=== What to do ===
Copy the lines holding the word "JSON", all of them.

BEGIN Records for this task

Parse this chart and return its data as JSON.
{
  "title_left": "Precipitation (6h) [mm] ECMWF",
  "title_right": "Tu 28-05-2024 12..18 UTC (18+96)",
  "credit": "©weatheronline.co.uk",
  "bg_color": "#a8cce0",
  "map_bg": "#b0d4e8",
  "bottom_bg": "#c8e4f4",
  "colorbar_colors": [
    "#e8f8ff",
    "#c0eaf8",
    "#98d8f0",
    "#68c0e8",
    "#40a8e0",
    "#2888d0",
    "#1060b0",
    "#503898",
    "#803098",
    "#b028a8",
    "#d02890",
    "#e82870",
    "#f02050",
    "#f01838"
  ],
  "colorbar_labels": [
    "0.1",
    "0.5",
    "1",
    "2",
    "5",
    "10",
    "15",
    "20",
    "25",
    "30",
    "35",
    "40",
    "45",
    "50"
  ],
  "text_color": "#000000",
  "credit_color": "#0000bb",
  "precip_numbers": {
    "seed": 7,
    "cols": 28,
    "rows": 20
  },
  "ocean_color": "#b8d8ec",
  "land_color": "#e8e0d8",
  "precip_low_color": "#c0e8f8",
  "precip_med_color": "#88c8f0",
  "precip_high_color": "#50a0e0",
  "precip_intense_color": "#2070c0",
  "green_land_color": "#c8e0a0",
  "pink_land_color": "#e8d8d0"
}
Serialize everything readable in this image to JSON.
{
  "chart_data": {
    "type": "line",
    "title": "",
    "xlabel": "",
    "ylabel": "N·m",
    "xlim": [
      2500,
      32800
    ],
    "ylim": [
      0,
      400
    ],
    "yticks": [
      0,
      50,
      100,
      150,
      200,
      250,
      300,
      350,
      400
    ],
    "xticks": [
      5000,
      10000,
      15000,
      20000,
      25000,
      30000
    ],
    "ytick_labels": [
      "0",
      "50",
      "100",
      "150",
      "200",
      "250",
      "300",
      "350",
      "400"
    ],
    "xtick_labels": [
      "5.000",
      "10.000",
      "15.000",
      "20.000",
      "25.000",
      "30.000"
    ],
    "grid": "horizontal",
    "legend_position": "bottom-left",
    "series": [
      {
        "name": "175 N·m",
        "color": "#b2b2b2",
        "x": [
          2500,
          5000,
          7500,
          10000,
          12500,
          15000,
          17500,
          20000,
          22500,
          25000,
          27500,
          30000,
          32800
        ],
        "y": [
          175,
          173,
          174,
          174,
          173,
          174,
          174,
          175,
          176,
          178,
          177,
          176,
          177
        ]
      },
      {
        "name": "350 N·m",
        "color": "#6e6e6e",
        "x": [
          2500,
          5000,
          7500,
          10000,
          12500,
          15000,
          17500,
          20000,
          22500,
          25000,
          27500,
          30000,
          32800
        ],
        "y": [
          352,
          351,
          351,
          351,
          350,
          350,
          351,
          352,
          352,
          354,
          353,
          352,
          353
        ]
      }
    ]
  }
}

END Records for this task

=== Response to this task ===
Parse this chart and return its data as JSON.
Serialize everything readable in this image to JSON.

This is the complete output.